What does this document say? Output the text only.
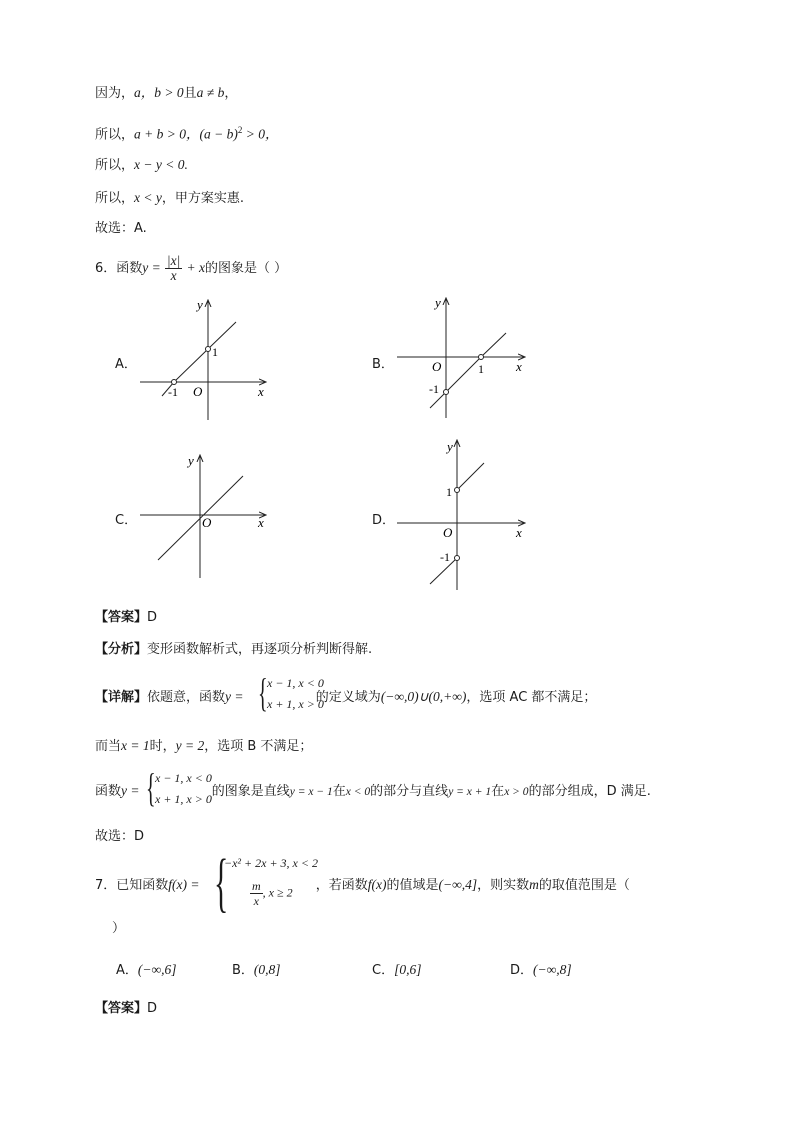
因为，a，b > 0且a ≠ b，
所以，a + b > 0，$(a - b)^2 > 0$，
所以，x − y < 0.
所以，x < y，甲方案实惠.
故选：A.
6．函数$y = \frac{|x|}{x} + x$的图象是（ ）
A．	B．
C．	D．
y
x
O
1
-1
y
x
O	1
-1
y
x
O
y
x
O
1
-1
【答案】D
【分析】变形函数解析式，再逐项分析判断得解.
【详解】依题意，函数y =	的定义域为(−∞,0)∪(0,+∞)，选项 AC 都不满足；
{ x − 1, x < 0
x + 1, x > 0
而当x = 1时，y = 2，选项 B 不满足；
函数y =	的图象是直线y = x − 1在x < 0的部分与直线y = x + 1在x > 0的部分组成，D 满足.
{ x − 1, x < 0
x + 1, x > 0
故选：D
7．已知函数f(x) =	，若函数f(x)的值域是(−∞,4]，则实数m的取值范围是（
{
−x² + 2x + 3, x < 2
$\frac{m}{x}$ , x ≥ 2
）
A．(−∞,6]	B．(0,8]	C．[0,6]	D．(−∞,8]
【答案】D
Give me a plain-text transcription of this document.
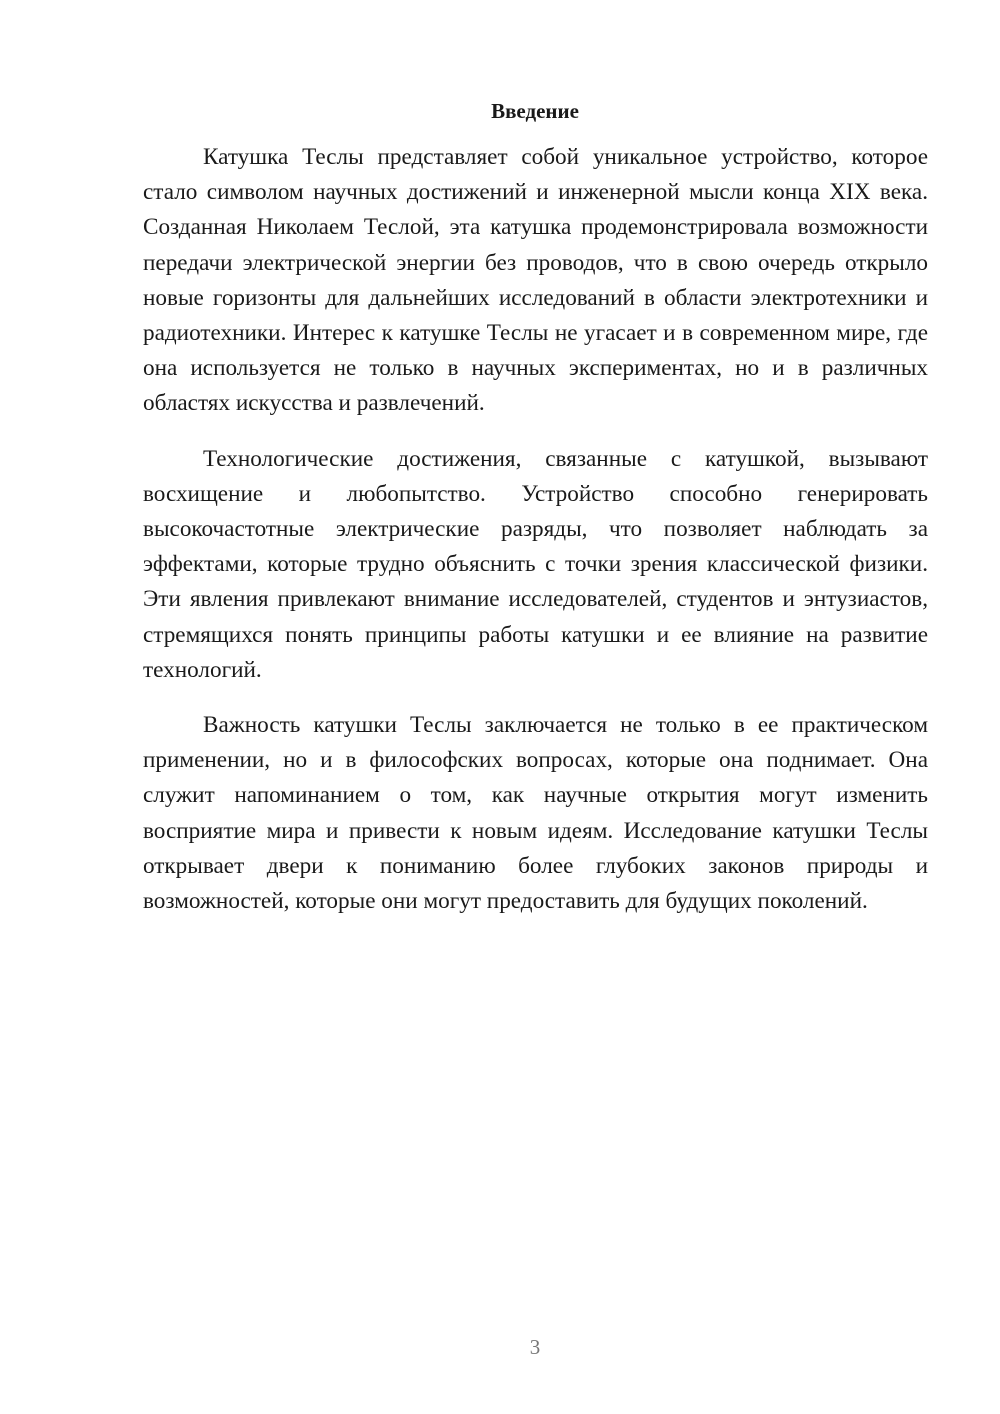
Введение

Катушка Теслы представляет собой уникальное устройство, которое стало символом научных достижений и инженерной мысли конца XIX века. Созданная Николаем Теслой, эта катушка продемонстрировала возможности передачи электрической энергии без проводов, что в свою очередь открыло новые горизонты для дальнейших исследований в области электротехники и радиотехники. Интерес к катушке Теслы не угасает и в современном мире, где она используется не только в научных экспериментах, но и в различных областях искусства и развлечений.

Технологические достижения, связанные с катушкой, вызывают восхищение и любопытство. Устройство способно генерировать высокочастотные электрические разряды, что позволяет наблюдать за эффектами, которые трудно объяснить с точки зрения классической физики. Эти явления привлекают внимание исследователей, студентов и энтузиастов, стремящихся понять принципы работы катушки и ее влияние на развитие технологий.

Важность катушки Теслы заключается не только в ее практическом применении, но и в философских вопросах, которые она поднимает. Она служит напоминанием о том, как научные открытия могут изменить восприятие мира и привести к новым идеям. Исследование катушки Теслы открывает двери к пониманию более глубоких законов природы и возможностей, которые они могут предоставить для будущих поколений.

3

---------------

Quote each line of the listing exactly, but leave the pictures out.

What does this document say? Output the text only.
因为，a，b > 0且a ≠ b，
所以，a + b > 0，$(a - b)^2 > 0$，
所以，x − y < 0.
所以，x < y，甲方案实惠.
故选：A.
6．函数$y = \frac{|x|}{x} + x$的图象是（ ）
A．	B．
C．	D．
y
x
O
1
-1
y
x
O	1
-1
y
x
O
y
x
O
1
-1
【答案】D
【分析】变形函数解析式，再逐项分析判断得解.
【详解】依题意，函数y =	的定义域为(−∞,0)∪(0,+∞)，选项 AC 都不满足；
{ x − 1, x < 0
x + 1, x > 0
而当x = 1时，y = 2，选项 B 不满足；
函数y =	的图象是直线y = x − 1在x < 0的部分与直线y = x + 1在x > 0的部分组成，D 满足.
{ x − 1, x < 0
x + 1, x > 0
故选：D
7．已知函数f(x) =	，若函数f(x)的值域是(−∞,4]，则实数m的取值范围是（
{
−x² + 2x + 3, x < 2
$\frac{m}{x}$ , x ≥ 2
）
A．(−∞,6]	B．(0,8]	C．[0,6]	D．(−∞,8]
【答案】D
Give me a plain-text transcription of this document.
Введение

Катушка Теслы представляет собой уникальное устройство, которое стало символом научных достижений и инженерной мысли конца XIX века. Созданная Николаем Теслой, эта катушка продемонстрировала возможности передачи электрической энергии без проводов, что в свою очередь открыло новые горизонты для дальнейших исследований в области электротехники и радиотехники. Интерес к катушке Теслы не угасает и в современном мире, где она используется не только в научных экспериментах, но и в различных областях искусства и развлечений.

Технологические достижения, связанные с катушкой, вызывают восхищение и любопытство. Устройство способно генерировать высокочастотные электрические разряды, что позволяет наблюдать за эффектами, которые трудно объяснить с точки зрения классической физики. Эти явления привлекают внимание исследователей, студентов и энтузиастов, стремящихся понять принципы работы катушки и ее влияние на развитие технологий.

Важность катушки Теслы заключается не только в ее практическом применении, но и в философских вопросах, которые она поднимает. Она служит напоминанием о том, как научные открытия могут изменить восприятие мира и привести к новым идеям. Исследование катушки Теслы открывает двери к пониманию более глубоких законов природы и возможностей, которые они могут предоставить для будущих поколений.

3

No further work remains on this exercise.